Quote the records word for word, from their first line up to and including the line that contains "estimativa-label: Estimativa de".

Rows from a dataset
+ + + +

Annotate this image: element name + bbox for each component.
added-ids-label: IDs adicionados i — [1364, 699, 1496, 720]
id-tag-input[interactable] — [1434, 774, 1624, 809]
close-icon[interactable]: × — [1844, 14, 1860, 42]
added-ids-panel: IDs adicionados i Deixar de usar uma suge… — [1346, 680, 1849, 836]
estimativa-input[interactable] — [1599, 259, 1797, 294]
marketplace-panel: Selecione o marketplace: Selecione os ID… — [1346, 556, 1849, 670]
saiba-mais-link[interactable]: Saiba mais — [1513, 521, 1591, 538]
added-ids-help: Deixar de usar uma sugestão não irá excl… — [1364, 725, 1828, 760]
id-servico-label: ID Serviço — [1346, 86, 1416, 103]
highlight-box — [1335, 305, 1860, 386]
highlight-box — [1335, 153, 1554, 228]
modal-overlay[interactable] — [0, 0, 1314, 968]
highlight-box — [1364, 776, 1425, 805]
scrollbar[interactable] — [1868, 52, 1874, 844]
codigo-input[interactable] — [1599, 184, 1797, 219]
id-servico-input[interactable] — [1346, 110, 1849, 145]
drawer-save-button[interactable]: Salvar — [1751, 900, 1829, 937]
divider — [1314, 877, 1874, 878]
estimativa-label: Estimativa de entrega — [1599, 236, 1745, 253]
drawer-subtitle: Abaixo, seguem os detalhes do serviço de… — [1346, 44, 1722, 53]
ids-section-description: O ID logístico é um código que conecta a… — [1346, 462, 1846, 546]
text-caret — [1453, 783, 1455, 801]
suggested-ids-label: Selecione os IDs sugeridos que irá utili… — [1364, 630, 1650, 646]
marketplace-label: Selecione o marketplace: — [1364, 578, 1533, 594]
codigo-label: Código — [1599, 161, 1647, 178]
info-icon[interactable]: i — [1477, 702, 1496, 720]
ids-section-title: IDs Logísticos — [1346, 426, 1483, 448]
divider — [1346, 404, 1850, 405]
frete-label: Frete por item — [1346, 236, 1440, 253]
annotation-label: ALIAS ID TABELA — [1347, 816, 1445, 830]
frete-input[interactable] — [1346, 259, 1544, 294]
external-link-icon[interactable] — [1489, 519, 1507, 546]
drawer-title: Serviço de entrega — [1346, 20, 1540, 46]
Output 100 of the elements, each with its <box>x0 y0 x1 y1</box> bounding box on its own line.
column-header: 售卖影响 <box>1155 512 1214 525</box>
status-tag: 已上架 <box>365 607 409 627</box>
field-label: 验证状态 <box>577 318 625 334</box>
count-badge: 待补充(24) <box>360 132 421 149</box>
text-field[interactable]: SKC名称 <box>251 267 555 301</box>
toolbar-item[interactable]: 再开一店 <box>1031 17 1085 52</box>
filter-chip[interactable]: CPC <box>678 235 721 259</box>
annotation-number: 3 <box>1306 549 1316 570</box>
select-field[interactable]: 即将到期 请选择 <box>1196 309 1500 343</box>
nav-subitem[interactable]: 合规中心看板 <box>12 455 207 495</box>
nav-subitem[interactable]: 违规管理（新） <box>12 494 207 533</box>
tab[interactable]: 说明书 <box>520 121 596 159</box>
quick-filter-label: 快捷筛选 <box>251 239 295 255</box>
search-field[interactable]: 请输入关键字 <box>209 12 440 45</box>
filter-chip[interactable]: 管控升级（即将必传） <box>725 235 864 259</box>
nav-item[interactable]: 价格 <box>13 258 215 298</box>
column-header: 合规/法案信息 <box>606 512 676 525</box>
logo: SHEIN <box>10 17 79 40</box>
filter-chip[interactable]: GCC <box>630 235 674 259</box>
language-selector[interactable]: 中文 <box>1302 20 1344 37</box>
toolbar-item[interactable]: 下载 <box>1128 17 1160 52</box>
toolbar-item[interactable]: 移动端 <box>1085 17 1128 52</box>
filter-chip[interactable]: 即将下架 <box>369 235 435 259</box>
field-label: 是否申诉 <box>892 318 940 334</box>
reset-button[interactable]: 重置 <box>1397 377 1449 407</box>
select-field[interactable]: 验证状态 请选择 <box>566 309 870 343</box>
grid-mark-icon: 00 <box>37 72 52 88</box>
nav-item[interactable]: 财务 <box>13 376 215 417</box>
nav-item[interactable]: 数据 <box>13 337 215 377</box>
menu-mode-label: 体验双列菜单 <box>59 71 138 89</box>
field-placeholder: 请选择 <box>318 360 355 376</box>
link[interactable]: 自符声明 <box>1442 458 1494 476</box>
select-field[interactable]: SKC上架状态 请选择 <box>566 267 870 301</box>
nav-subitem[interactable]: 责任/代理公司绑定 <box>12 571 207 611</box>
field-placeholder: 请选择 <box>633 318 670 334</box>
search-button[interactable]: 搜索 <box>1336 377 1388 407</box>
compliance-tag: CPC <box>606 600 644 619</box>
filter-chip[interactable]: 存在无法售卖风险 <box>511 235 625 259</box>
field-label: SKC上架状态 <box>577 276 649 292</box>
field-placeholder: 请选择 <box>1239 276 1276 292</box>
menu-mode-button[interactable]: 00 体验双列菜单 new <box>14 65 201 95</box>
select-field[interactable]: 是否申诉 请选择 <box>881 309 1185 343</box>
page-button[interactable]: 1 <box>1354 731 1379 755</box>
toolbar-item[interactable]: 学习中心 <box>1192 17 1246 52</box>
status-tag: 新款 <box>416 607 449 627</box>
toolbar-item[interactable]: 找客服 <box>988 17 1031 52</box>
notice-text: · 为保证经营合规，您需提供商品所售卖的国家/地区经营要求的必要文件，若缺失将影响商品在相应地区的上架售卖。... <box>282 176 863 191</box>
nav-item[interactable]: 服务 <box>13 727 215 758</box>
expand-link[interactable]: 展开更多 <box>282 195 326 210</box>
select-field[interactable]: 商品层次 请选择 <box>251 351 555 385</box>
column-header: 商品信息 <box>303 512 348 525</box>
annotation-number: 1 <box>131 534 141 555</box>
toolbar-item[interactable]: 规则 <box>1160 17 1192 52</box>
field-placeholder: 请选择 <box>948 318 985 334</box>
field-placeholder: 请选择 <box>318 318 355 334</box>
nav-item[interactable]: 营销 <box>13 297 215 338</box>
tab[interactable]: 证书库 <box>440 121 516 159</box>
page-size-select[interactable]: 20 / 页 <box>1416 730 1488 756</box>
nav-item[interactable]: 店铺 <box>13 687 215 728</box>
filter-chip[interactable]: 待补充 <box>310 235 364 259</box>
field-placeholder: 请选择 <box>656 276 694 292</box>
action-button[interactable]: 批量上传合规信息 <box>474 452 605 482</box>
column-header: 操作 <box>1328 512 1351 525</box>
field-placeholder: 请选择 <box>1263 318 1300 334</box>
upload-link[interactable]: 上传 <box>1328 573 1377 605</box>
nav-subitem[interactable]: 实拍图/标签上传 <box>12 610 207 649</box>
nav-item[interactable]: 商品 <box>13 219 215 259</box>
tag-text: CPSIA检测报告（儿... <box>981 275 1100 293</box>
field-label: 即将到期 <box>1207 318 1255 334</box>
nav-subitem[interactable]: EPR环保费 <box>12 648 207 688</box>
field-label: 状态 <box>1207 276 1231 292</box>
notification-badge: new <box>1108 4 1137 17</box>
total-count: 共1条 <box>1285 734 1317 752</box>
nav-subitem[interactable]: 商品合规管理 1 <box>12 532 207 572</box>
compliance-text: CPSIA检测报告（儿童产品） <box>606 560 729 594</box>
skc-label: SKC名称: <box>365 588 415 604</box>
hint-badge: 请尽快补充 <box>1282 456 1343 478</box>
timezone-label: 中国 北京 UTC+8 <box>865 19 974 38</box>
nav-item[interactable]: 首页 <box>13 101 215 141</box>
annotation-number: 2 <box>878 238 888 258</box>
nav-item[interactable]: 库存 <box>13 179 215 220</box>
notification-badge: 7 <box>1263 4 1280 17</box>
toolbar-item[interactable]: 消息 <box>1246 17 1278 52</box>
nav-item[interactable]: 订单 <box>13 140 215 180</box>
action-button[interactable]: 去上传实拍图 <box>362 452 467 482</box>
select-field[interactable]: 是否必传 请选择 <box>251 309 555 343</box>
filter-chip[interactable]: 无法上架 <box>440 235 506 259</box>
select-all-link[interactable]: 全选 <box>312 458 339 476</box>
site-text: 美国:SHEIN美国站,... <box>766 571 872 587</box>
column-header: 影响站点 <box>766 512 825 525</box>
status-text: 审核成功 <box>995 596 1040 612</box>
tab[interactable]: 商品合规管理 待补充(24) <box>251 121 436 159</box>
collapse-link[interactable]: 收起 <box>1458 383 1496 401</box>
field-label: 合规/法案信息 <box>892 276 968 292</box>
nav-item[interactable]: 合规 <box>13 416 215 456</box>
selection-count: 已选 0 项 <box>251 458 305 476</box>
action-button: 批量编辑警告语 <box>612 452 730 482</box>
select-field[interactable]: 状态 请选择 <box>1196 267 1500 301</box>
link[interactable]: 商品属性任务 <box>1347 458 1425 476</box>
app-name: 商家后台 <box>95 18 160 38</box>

+ + + +

▶ **COMPLETED TASK**
Annotate this image: element name + bbox for each component.
added-ids-label: IDs adicionados i — [1364, 699, 1496, 720]
id-tag-input[interactable] — [1434, 774, 1624, 809]
close-icon[interactable]: × — [1844, 14, 1860, 42]
added-ids-panel: IDs adicionados i Deixar de usar uma suge… — [1346, 680, 1849, 836]
estimativa-input[interactable] — [1599, 259, 1797, 294]
marketplace-panel: Selecione o marketplace: Selecione os ID… — [1346, 556, 1849, 670]
saiba-mais-link[interactable]: Saiba mais — [1513, 521, 1591, 538]
added-ids-help: Deixar de usar uma sugestão não irá excl… — [1364, 725, 1828, 760]
id-servico-label: ID Serviço — [1346, 86, 1416, 103]
highlight-box — [1335, 305, 1860, 386]
highlight-box — [1335, 153, 1554, 228]
modal-overlay[interactable] — [0, 0, 1314, 968]
highlight-box — [1364, 776, 1425, 805]
scrollbar[interactable] — [1868, 52, 1874, 844]
codigo-input[interactable] — [1599, 184, 1797, 219]
id-servico-input[interactable] — [1346, 110, 1849, 145]
drawer-save-button[interactable]: Salvar — [1751, 900, 1829, 937]
divider — [1314, 877, 1874, 878]
estimativa-label: Estimativa de entrega — [1599, 236, 1745, 253]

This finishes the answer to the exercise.